# Task description:
Identify the lines that contain the word "NAMEPLATE", then copy them.

# Raw records:
/---
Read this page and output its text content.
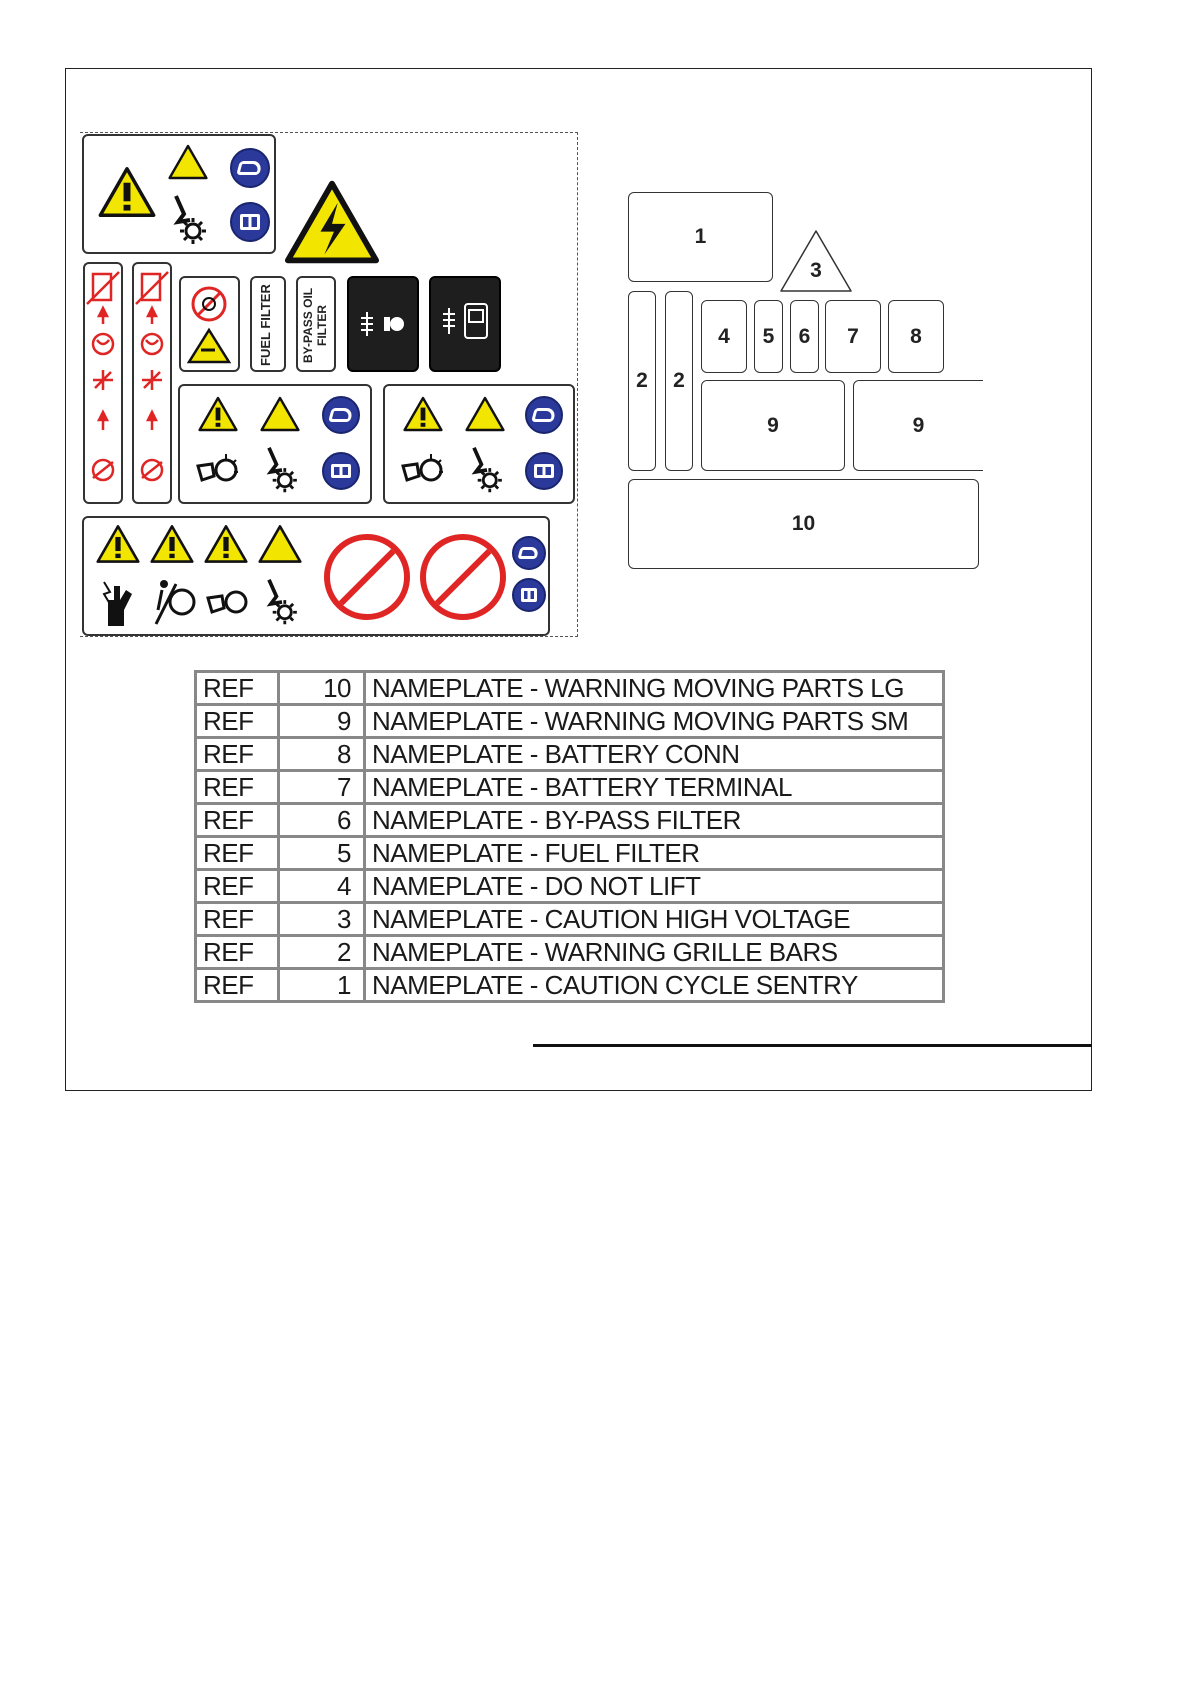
FUEL FILTER BY-PASS OIL FILTER
1
3
2	2
4	5	6	7	8
9	9
10
REF	10	NAMEPLATE - WARNING MOVING PARTS LG
REF	9	NAMEPLATE - WARNING MOVING PARTS SM
REF	8	NAMEPLATE - BATTERY CONN
REF	7	NAMEPLATE - BATTERY TERMINAL
REF	6	NAMEPLATE - BY-PASS FILTER
REF	5	NAMEPLATE - FUEL FILTER
REF	4	NAMEPLATE - DO NOT LIFT
REF	3	NAMEPLATE - CAUTION HIGH VOLTAGE
REF	2	NAMEPLATE - WARNING GRILLE BARS
REF	1	NAMEPLATE - CAUTION CYCLE SENTRY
\---
# Result of the task:
REF	10	NAMEPLATE - WARNING MOVING PARTS LG
REF	9	NAMEPLATE - WARNING MOVING PARTS SM
REF	8	NAMEPLATE - BATTERY CONN
REF	7	NAMEPLATE - BATTERY TERMINAL
REF	6	NAMEPLATE - BY-PASS FILTER
REF	5	NAMEPLATE - FUEL FILTER
REF	4	NAMEPLATE - DO NOT LIFT
REF	3	NAMEPLATE - CAUTION HIGH VOLTAGE
REF	2	NAMEPLATE - WARNING GRILLE BARS
REF	1	NAMEPLATE - CAUTION CYCLE SENTRY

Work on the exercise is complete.